→ Problem description:
Output every line of the data exactly as it appears.

* START Source data *

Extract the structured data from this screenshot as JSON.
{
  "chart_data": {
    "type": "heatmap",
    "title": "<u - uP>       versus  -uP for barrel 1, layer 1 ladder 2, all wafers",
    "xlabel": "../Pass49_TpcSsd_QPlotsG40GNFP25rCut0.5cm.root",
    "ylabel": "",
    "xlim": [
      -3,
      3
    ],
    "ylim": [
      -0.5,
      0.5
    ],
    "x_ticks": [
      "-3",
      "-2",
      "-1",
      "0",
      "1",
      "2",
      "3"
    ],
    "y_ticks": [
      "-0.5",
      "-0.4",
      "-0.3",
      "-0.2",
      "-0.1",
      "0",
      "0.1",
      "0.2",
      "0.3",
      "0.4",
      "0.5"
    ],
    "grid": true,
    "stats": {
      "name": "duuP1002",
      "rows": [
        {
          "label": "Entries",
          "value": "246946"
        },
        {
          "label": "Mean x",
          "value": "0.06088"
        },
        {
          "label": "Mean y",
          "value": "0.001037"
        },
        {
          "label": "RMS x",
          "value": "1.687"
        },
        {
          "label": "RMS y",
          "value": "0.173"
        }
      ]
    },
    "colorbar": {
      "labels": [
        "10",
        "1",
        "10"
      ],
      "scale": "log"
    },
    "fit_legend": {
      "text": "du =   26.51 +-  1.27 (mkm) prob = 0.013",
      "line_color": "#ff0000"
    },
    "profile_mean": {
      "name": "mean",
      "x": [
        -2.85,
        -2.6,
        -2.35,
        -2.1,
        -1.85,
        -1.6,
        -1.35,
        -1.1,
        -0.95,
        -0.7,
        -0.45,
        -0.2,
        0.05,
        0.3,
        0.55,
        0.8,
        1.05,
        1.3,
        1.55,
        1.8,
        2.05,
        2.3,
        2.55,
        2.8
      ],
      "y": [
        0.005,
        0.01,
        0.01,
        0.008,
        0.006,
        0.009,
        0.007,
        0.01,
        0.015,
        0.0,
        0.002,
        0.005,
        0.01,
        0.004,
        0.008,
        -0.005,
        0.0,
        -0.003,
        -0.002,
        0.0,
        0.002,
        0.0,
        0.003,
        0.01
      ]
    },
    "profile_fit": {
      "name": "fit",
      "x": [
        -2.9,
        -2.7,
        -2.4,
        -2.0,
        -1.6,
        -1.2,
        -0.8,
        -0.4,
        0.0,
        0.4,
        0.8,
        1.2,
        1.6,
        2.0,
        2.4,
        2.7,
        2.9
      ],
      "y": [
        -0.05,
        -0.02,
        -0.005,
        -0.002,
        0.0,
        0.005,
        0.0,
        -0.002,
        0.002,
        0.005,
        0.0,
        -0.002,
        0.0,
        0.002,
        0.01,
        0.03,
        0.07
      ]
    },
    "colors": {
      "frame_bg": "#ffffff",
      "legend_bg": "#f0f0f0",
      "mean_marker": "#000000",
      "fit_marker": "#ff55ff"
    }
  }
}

* END Source data *

→ Full solution:
Extract the structured data from this screenshot as JSON.
{
  "chart_data": {
    "type": "heatmap",
    "title": "<u - uP>       versus  -uP for barrel 1, layer 1 ladder 2, all wafers",
    "xlabel": "../Pass49_TpcSsd_QPlotsG40GNFP25rCut0.5cm.root",
    "ylabel": "",
    "xlim": [
      -3,
      3
    ],
    "ylim": [
      -0.5,
      0.5
    ],
    "x_ticks": [
      "-3",
      "-2",
      "-1",
      "0",
      "1",
      "2",
      "3"
    ],
    "y_ticks": [
      "-0.5",
      "-0.4",
      "-0.3",
      "-0.2",
      "-0.1",
      "0",
      "0.1",
      "0.2",
      "0.3",
      "0.4",
      "0.5"
    ],
    "grid": true,
    "stats": {
      "name": "duuP1002",
      "rows": [
        {
          "label": "Entries",
          "value": "246946"
        },
        {
          "label": "Mean x",
          "value": "0.06088"
        },
        {
          "label": "Mean y",
          "value": "0.001037"
        },
        {
          "label": "RMS x",
          "value": "1.687"
        },
        {
          "label": "RMS y",
          "value": "0.173"
        }
      ]
    },
    "colorbar": {
      "labels": [
        "10",
        "1",
        "10"
      ],
      "scale": "log"
    },
    "fit_legend": {
      "text": "du =   26.51 +-  1.27 (mkm) prob = 0.013",
      "line_color": "#ff0000"
    },
    "profile_mean": {
      "name": "mean",
      "x": [
        -2.85,
        -2.6,
        -2.35,
        -2.1,
        -1.85,
        -1.6,
        -1.35,
        -1.1,
        -0.95,
        -0.7,
        -0.45,
        -0.2,
        0.05,
        0.3,
        0.55,
        0.8,
        1.05,
        1.3,
        1.55,
        1.8,
        2.05,
        2.3,
        2.55,
        2.8
      ],
      "y": [
        0.005,
        0.01,
        0.01,
        0.008,
        0.006,
        0.009,
        0.007,
        0.01,
        0.015,
        0.0,
        0.002,
        0.005,
        0.01,
        0.004,
        0.008,
        -0.005,
        0.0,
        -0.003,
        -0.002,
        0.0,
        0.002,
        0.0,
        0.003,
        0.01
      ]
    },
    "profile_fit": {
      "name": "fit",
      "x": [
        -2.9,
        -2.7,
        -2.4,
        -2.0,
        -1.6,
        -1.2,
        -0.8,
        -0.4,
        0.0,
        0.4,
        0.8,
        1.2,
        1.6,
        2.0,
        2.4,
        2.7,
        2.9
      ],
      "y": [
        -0.05,
        -0.02,
        -0.005,
        -0.002,
        0.0,
        0.005,
        0.0,
        -0.002,
        0.002,
        0.005,
        0.0,
        -0.002,
        0.0,
        0.002,
        0.01,
        0.03,
        0.07
      ]
    },
    "colors": {
      "frame_bg": "#ffffff",
      "legend_bg": "#f0f0f0",
      "mean_marker": "#000000",
      "fit_marker": "#ff55ff"
    }
  }
}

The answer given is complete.